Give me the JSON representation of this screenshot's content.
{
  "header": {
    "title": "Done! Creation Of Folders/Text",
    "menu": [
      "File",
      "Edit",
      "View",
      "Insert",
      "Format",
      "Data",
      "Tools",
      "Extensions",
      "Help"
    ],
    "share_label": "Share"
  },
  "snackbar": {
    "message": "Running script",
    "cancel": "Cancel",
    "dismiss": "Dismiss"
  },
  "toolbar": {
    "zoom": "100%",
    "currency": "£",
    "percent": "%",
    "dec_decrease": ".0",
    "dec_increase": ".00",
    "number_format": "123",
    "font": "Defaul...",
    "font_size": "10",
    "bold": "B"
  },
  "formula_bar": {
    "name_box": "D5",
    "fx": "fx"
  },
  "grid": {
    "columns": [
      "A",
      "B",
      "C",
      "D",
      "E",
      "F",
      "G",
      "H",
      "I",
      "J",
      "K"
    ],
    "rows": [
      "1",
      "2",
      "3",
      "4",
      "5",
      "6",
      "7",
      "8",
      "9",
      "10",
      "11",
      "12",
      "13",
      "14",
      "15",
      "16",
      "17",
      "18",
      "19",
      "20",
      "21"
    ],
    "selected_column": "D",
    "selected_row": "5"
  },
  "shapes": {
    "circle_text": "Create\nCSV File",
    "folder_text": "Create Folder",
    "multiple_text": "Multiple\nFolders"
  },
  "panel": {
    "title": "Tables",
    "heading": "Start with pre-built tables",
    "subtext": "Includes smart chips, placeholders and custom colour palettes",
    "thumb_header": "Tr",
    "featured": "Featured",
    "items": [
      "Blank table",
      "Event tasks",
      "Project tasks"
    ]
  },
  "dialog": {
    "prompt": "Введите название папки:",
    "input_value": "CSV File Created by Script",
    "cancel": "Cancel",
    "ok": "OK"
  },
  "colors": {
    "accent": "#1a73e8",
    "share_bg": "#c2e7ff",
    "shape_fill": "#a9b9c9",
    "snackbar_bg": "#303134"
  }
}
——————
# Task brief
Show each line of the listing that holds the string "title".

# Reply to the exercise
    "title": "Done! Creation Of Folders/Text",
    "title": "Tables",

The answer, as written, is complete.